--- Data for this exercise ---

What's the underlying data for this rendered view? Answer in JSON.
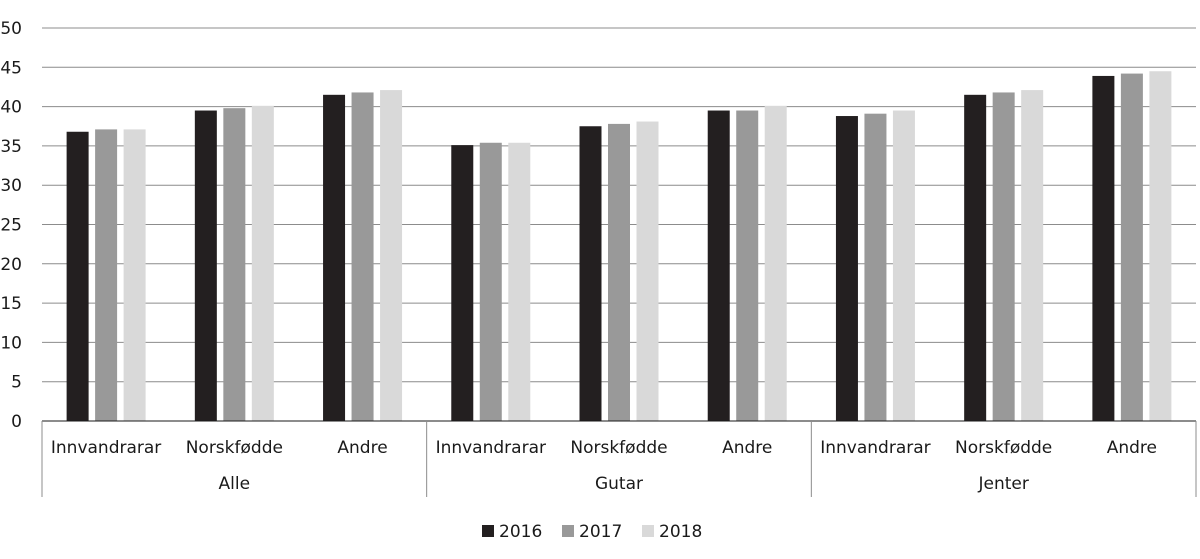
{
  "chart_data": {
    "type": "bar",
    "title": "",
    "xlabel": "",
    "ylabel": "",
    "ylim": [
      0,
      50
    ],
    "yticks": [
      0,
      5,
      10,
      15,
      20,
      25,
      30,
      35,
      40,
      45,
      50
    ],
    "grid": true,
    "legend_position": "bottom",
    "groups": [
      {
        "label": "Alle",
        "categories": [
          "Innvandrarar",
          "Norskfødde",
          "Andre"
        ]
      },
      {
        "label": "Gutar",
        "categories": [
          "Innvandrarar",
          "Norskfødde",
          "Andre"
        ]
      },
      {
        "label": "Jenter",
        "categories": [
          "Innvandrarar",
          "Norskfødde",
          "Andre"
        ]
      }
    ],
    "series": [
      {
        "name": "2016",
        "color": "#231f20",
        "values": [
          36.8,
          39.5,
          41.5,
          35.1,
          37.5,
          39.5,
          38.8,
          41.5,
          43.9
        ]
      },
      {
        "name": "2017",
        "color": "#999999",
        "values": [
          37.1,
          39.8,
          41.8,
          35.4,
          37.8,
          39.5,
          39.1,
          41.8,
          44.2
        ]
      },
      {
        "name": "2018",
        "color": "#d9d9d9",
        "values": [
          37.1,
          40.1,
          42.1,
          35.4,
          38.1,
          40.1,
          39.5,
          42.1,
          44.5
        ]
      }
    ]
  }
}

---
--- Data for this exercise ---

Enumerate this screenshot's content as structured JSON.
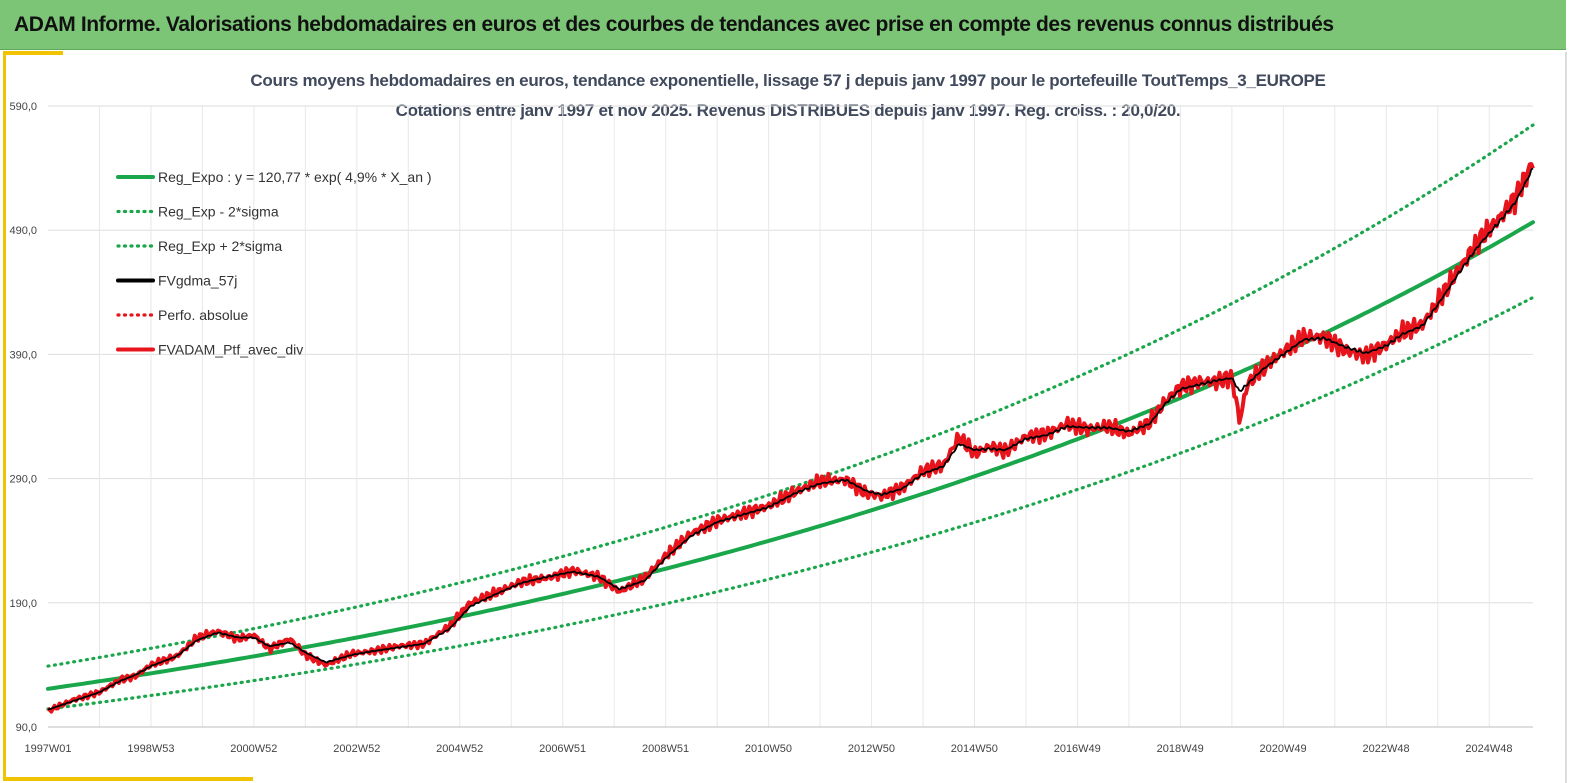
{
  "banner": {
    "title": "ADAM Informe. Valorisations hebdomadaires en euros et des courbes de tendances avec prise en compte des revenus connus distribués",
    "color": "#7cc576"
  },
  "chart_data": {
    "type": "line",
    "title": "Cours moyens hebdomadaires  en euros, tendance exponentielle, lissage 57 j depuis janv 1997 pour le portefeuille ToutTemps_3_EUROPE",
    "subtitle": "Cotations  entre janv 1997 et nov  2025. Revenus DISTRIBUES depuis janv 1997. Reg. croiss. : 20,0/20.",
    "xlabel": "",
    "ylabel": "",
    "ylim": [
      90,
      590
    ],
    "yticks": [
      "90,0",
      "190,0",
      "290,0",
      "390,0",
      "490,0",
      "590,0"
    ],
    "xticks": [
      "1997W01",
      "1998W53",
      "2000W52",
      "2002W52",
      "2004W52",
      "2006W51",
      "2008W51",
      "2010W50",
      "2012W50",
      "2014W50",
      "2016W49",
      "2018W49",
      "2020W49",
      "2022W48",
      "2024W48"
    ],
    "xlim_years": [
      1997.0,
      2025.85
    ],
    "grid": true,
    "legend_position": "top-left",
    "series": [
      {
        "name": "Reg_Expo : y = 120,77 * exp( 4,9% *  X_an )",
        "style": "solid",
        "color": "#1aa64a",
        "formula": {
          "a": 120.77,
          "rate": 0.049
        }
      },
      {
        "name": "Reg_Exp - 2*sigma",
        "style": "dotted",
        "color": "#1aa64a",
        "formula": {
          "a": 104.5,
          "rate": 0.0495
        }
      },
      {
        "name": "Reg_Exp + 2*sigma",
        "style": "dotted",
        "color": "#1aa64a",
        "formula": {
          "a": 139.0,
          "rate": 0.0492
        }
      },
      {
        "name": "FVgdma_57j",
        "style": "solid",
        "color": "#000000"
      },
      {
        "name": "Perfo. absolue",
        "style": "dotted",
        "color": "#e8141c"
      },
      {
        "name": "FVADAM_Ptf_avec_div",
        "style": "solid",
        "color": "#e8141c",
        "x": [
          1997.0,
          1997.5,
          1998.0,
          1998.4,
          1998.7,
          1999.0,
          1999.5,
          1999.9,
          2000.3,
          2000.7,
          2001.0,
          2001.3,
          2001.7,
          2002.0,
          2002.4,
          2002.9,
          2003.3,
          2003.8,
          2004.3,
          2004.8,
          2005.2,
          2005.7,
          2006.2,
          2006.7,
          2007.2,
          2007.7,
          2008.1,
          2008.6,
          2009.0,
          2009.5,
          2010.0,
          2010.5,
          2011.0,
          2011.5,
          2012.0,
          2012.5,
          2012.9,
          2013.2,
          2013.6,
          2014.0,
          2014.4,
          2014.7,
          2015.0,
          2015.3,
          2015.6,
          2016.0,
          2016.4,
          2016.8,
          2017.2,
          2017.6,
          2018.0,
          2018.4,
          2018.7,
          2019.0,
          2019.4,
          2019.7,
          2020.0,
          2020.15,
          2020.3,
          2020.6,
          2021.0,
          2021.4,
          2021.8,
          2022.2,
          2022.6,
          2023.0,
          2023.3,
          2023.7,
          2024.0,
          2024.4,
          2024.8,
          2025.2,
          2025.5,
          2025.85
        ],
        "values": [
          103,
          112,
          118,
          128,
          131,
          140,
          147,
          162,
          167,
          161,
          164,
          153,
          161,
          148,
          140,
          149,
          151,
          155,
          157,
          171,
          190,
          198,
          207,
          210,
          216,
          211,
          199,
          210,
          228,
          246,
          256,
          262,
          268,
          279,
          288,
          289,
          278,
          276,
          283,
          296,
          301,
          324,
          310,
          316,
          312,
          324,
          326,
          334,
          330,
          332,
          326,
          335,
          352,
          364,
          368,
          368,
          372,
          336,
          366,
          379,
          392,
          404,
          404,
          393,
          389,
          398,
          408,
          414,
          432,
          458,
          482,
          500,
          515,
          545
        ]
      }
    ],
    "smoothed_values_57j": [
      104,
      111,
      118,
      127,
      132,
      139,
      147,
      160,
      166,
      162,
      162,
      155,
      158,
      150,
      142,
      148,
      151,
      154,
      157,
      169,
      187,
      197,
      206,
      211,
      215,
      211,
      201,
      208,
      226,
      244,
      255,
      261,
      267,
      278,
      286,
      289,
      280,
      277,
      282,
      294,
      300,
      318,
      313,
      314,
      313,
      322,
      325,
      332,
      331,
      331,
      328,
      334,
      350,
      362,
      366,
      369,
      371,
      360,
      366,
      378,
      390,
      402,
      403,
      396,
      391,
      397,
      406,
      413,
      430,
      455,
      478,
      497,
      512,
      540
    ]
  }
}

---

What the task requires: Look through the entries above and count each line holding "hebdomadaires"; report the count alone.

Complete answer: 2